Aim of the task
In the material below, the lines containing the word "сеть" are required; copy each of them.

[Data extracted from a collection]
++++
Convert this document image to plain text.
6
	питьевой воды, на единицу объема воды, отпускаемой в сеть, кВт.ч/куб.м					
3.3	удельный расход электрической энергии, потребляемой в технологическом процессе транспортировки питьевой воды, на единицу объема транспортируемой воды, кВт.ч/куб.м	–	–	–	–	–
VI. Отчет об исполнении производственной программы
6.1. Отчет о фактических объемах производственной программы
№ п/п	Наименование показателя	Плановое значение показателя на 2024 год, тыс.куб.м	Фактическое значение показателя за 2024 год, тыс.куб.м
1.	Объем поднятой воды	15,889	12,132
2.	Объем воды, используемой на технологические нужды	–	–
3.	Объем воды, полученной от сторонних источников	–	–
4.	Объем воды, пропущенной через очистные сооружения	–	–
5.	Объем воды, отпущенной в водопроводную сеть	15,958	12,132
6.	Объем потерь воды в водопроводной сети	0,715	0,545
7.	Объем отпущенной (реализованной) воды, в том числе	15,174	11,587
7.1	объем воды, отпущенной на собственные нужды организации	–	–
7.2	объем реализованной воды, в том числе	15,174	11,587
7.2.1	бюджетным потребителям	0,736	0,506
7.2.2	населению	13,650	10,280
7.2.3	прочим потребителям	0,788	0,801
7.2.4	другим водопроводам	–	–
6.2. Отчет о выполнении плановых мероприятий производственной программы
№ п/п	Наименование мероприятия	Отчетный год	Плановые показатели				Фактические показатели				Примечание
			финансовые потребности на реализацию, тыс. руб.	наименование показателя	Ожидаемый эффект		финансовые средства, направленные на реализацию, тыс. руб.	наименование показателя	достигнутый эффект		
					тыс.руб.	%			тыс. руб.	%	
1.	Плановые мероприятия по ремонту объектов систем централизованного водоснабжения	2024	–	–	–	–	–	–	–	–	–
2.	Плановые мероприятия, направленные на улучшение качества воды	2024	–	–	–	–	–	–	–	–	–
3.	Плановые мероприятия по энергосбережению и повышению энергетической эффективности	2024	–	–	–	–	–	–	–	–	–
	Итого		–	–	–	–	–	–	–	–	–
++++
Complete answer
	питьевой воды, на единицу объема воды, отпускаемой в сеть, кВт.ч/куб.м					
5.	Объем воды, отпущенной в водопроводную сеть	15,958	12,132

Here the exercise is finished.